Abstract:

What is the goal of an agile transformation? How do we define success? What changes? What stays the same? What assumptions have we made about why we need to transform and how we go about it? What if, in our consideration of these questions, we discover that agility isn’t the point, but something deeper? What if we’re focused on changing the wrong things first?

For the past several years, respondents to the State of Agile Survey have consistently identified their respective organizational culture as a major impediment to the adoption of agile practices. Accordingly, if we accept the well-established observation that culture follows structure, transformation efforts need to begin with re-examining our thinking about how we lead and manage organizations.

In this session, participants will engage in an idealized redesign exercise to examine the thinking and theory that shape transformations while revealing the changes that can be made by senior leadership in cooperation with their people that will encourage agile-like behaviours to emerge at all levels of the organization and improve the quality of their transformation efforts.

Data section:
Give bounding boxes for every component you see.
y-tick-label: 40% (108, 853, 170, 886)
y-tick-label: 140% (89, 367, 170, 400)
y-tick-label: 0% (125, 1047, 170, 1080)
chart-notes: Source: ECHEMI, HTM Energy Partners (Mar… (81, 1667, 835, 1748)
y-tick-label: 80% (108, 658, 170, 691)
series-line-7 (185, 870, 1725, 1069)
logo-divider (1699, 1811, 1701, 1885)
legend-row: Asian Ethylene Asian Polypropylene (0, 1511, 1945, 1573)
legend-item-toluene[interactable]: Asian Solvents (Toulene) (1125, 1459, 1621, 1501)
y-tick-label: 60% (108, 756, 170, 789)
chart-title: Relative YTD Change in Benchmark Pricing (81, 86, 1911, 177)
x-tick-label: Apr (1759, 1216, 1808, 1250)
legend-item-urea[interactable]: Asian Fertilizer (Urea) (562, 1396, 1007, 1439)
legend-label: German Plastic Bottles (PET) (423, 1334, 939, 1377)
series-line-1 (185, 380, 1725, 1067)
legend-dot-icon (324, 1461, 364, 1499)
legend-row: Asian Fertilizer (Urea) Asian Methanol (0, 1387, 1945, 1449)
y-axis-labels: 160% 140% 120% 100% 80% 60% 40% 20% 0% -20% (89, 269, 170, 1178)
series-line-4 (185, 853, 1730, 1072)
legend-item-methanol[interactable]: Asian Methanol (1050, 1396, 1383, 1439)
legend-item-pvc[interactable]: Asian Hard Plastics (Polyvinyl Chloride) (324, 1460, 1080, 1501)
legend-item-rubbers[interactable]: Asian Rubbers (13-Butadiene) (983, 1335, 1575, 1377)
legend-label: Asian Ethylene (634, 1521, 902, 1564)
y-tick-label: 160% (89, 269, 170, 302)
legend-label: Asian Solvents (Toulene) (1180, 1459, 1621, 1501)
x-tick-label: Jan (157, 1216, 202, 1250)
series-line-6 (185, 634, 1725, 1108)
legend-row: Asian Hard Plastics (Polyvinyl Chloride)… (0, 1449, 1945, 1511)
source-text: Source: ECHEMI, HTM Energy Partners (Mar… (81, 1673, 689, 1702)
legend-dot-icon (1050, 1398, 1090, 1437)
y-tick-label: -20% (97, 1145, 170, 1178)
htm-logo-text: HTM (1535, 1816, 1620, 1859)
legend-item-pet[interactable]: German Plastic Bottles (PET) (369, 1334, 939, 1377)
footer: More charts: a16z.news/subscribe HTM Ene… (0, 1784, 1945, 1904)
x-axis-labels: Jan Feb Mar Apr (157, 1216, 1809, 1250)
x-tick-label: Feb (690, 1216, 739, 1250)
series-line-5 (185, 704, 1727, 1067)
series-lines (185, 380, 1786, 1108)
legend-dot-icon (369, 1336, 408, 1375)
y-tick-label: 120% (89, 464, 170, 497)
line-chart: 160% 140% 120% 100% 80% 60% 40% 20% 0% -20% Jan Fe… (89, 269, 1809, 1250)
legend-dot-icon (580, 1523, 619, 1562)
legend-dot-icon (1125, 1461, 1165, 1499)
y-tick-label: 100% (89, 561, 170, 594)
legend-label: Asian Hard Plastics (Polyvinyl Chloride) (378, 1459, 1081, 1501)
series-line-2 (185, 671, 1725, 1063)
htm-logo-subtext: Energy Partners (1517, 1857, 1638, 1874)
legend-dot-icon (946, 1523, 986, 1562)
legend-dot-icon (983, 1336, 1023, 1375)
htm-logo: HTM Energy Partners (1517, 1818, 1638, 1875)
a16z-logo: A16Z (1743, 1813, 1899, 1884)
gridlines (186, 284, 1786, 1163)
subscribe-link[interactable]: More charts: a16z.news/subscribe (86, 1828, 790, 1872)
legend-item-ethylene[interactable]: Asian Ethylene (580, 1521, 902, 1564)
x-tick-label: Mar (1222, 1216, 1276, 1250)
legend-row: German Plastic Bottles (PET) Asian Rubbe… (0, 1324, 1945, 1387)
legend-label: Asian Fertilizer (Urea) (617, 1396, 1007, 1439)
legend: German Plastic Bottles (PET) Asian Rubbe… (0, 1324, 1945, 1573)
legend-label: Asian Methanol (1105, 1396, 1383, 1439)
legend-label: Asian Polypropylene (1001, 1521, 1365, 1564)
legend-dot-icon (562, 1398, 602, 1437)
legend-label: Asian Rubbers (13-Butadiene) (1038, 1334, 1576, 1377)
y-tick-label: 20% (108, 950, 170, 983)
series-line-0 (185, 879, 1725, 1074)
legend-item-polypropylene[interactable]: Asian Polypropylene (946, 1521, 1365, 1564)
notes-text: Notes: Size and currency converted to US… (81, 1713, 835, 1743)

Directions for this task:
Does each statement agree with the abstract on agile transformation above? (a) State of Agile Survey respondents have identified organizational culture as a major impediment to adopting agile practices. (b) The abstract holds that structure follows culture. (c) The changes it describes are made by senior leadership without involving their people. Answer yes or no for each, quoting the deciding words of the abstract.

Output:
(a) Yes: "consistently identified their respective organizational culture as a major impediment to the adoption of agile practices"
(b) No: "culture follows structure"
(c) No: "senior leadership in cooperation with their people"